====== Provided data ======

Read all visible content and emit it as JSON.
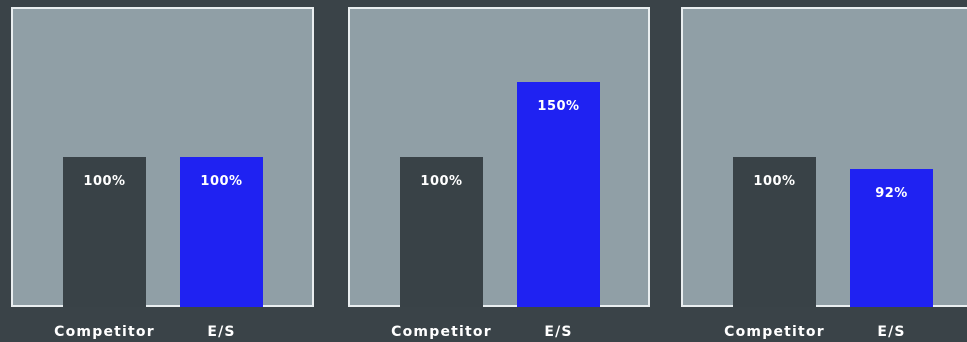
{
  "colors": {
    "background": "#3a4348",
    "panel": "#909fa6",
    "panel_border": "#e9eef0",
    "competitor_bar": "#394247",
    "es_bar": "#1f22f2",
    "text": "#ffffff"
  },
  "chart_data": [
    {
      "type": "bar",
      "categories": [
        "Competitor",
        "E/S"
      ],
      "values": [
        100,
        100
      ],
      "value_labels": [
        "100%",
        "100%"
      ],
      "title": "",
      "xlabel": "",
      "ylabel": "",
      "ylim": [
        0,
        200
      ],
      "grid": false
    },
    {
      "type": "bar",
      "categories": [
        "Competitor",
        "E/S"
      ],
      "values": [
        100,
        150
      ],
      "value_labels": [
        "100%",
        "150%"
      ],
      "title": "",
      "xlabel": "",
      "ylabel": "",
      "ylim": [
        0,
        200
      ],
      "grid": false
    },
    {
      "type": "bar",
      "categories": [
        "Competitor",
        "E/S"
      ],
      "values": [
        100,
        92
      ],
      "value_labels": [
        "100%",
        "92%"
      ],
      "title": "",
      "xlabel": "",
      "ylabel": "",
      "ylim": [
        0,
        200
      ],
      "grid": false
    }
  ]
}
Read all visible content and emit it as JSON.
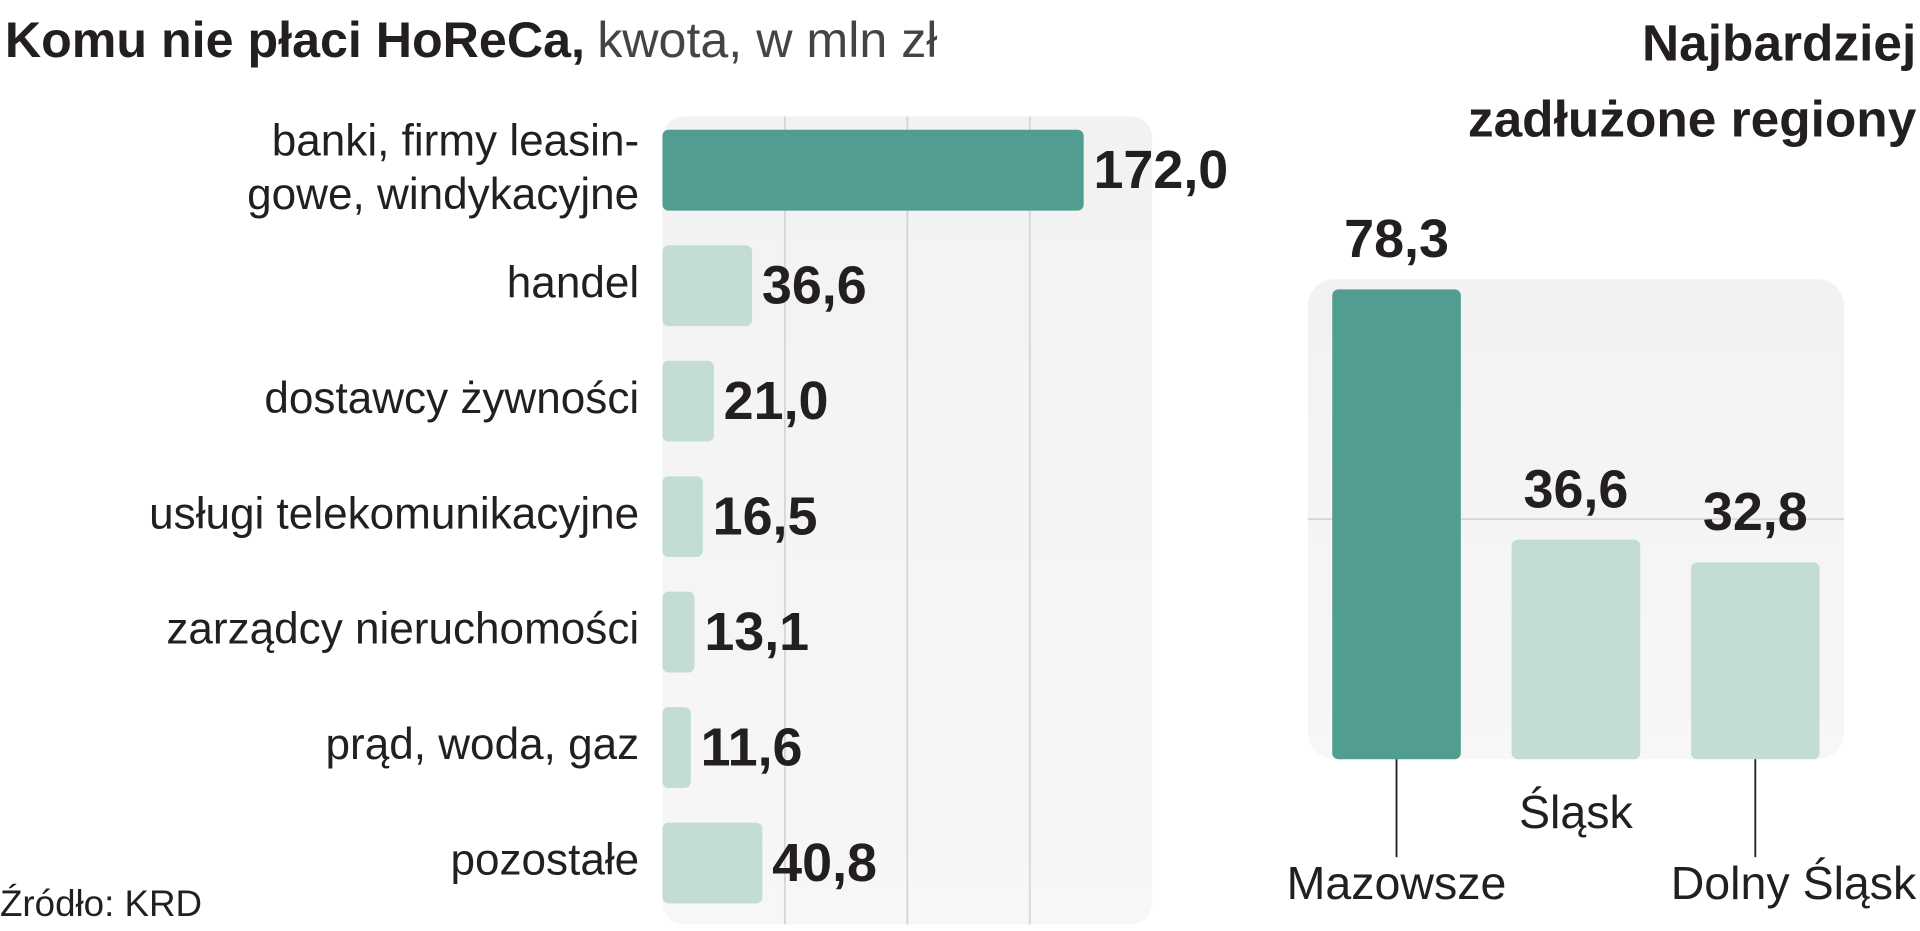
{
  "chart_data": [
    {
      "type": "hbar",
      "title": "Komu nie płaci HoReCa,",
      "subtitle": "kwota, w mln zł",
      "categories": [
        "banki, firmy leasin-\ngowe, windykacyjne",
        "handel",
        "dostawcy żywności",
        "usługi telekomunikacyjne",
        "zarządcy nieruchomości",
        "prąd, woda, gaz",
        "pozostałe"
      ],
      "values": [
        172.0,
        36.6,
        21.0,
        16.5,
        13.1,
        11.6,
        40.8
      ],
      "value_labels": [
        "172,0",
        "36,6",
        "21,0",
        "16,5",
        "13,1",
        "11,6",
        "40,8"
      ],
      "colors": [
        "#529d91",
        "#c3ddd6",
        "#c3ddd6",
        "#c3ddd6",
        "#c3ddd6",
        "#c3ddd6",
        "#c3ddd6"
      ],
      "xlim": [
        0,
        200
      ],
      "xticks": [
        50,
        100,
        150
      ],
      "grid": true,
      "note": "Źródło: KRD"
    },
    {
      "type": "bar",
      "title": "Najbardziej\nzadłużone regiony",
      "categories": [
        "Mazowsze",
        "Śląsk",
        "Dolny Śląsk"
      ],
      "values": [
        78.3,
        36.6,
        32.8
      ],
      "value_labels": [
        "78,3",
        "36,6",
        "32,8"
      ],
      "colors": [
        "#529d91",
        "#c3ddd6",
        "#c3ddd6"
      ],
      "ylim": [
        0,
        80
      ],
      "yticks": [
        40
      ],
      "grid": true
    }
  ]
}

======

Quote every record above exactly, leaving out any pictures.

Read all visible content and emit it as JSON.
{
  "colors": {
    "background": "#3a4348",
    "panel": "#909fa6",
    "panel_border": "#e9eef0",
    "competitor_bar": "#394247",
    "es_bar": "#1f22f2",
    "text": "#ffffff"
  },
  "chart_data": [
    {
      "type": "bar",
      "categories": [
        "Competitor",
        "E/S"
      ],
      "values": [
        100,
        100
      ],
      "value_labels": [
        "100%",
        "100%"
      ],
      "title": "",
      "xlabel": "",
      "ylabel": "",
      "ylim": [
        0,
        200
      ],
      "grid": false
    },
    {
      "type": "bar",
      "categories": [
        "Competitor",
        "E/S"
      ],
      "values": [
        100,
        150
      ],
      "value_labels": [
        "100%",
        "150%"
      ],
      "title": "",
      "xlabel": "",
      "ylabel": "",
      "ylim": [
        0,
        200
      ],
      "grid": false
    },
    {
      "type": "bar",
      "categories": [
        "Competitor",
        "E/S"
      ],
      "values": [
        100,
        92
      ],
      "value_labels": [
        "100%",
        "92%"
      ],
      "title": "",
      "xlabel": "",
      "ylabel": "",
      "ylim": [
        0,
        200
      ],
      "grid": false
    }
  ]
}
Read all visible content and emit it as JSON.
{
  "chart_data": [
    {
      "type": "hbar",
      "title": "Komu nie płaci HoReCa,",
      "subtitle": "kwota, w mln zł",
      "categories": [
        "banki, firmy leasin-\ngowe, windykacyjne",
        "handel",
        "dostawcy żywności",
        "usługi telekomunikacyjne",
        "zarządcy nieruchomości",
        "prąd, woda, gaz",
        "pozostałe"
      ],
      "values": [
        172.0,
        36.6,
        21.0,
        16.5,
        13.1,
        11.6,
        40.8
      ],
      "value_labels": [
        "172,0",
        "36,6",
        "21,0",
        "16,5",
        "13,1",
        "11,6",
        "40,8"
      ],
      "colors": [
        "#529d91",
        "#c3ddd6",
        "#c3ddd6",
        "#c3ddd6",
        "#c3ddd6",
        "#c3ddd6",
        "#c3ddd6"
      ],
      "xlim": [
        0,
        200
      ],
      "xticks": [
        50,
        100,
        150
      ],
      "grid": true,
      "note": "Źródło: KRD"
    },
    {
      "type": "bar",
      "title": "Najbardziej\nzadłużone regiony",
      "categories": [
        "Mazowsze",
        "Śląsk",
        "Dolny Śląsk"
      ],
      "values": [
        78.3,
        36.6,
        32.8
      ],
      "value_labels": [
        "78,3",
        "36,6",
        "32,8"
      ],
      "colors": [
        "#529d91",
        "#c3ddd6",
        "#c3ddd6"
      ],
      "ylim": [
        0,
        80
      ],
      "yticks": [
        40
      ],
      "grid": true
    }
  ]
}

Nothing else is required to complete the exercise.